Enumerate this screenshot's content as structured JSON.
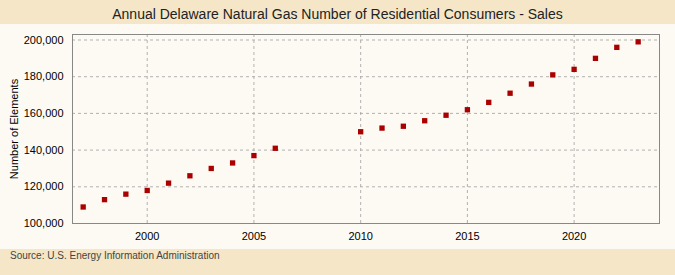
{
  "chart_data": {
    "type": "scatter",
    "title": "Annual Delaware Natural Gas Number of Residential Consumers - Sales",
    "ylabel": "Number of Elements",
    "source": "Source: U.S. Energy Information Administration",
    "x": [
      1997,
      1998,
      1999,
      2000,
      2001,
      2002,
      2003,
      2004,
      2005,
      2006,
      2010,
      2011,
      2012,
      2013,
      2014,
      2015,
      2016,
      2017,
      2018,
      2019,
      2020,
      2021,
      2022,
      2023
    ],
    "values": [
      109000,
      113000,
      116000,
      118000,
      122000,
      126000,
      130000,
      133000,
      137000,
      141000,
      150000,
      152000,
      153000,
      156000,
      159000,
      162000,
      166000,
      171000,
      176000,
      181000,
      184000,
      190000,
      196000,
      199000
    ],
    "color": "#aa0000",
    "marker": "square",
    "xlim": [
      1996.5,
      2024
    ],
    "xticks": [
      2000,
      2005,
      2010,
      2015,
      2020
    ],
    "ylim": [
      100000,
      203000
    ],
    "yticks": [
      {
        "value": 100000,
        "label": "100,000"
      },
      {
        "value": 120000,
        "label": "120,000"
      },
      {
        "value": 140000,
        "label": "140,000"
      },
      {
        "value": 160000,
        "label": "160,000"
      },
      {
        "value": 180000,
        "label": "180,000"
      },
      {
        "value": 200000,
        "label": "200,000"
      }
    ],
    "grid": true
  }
}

Stated task: Pick out, from the lines above, every one that contains the string "Number".

Reply:
    "title": "Annual Delaware Natural Gas Number of Residential Consumers - Sales",
    "ylabel": "Number of Elements",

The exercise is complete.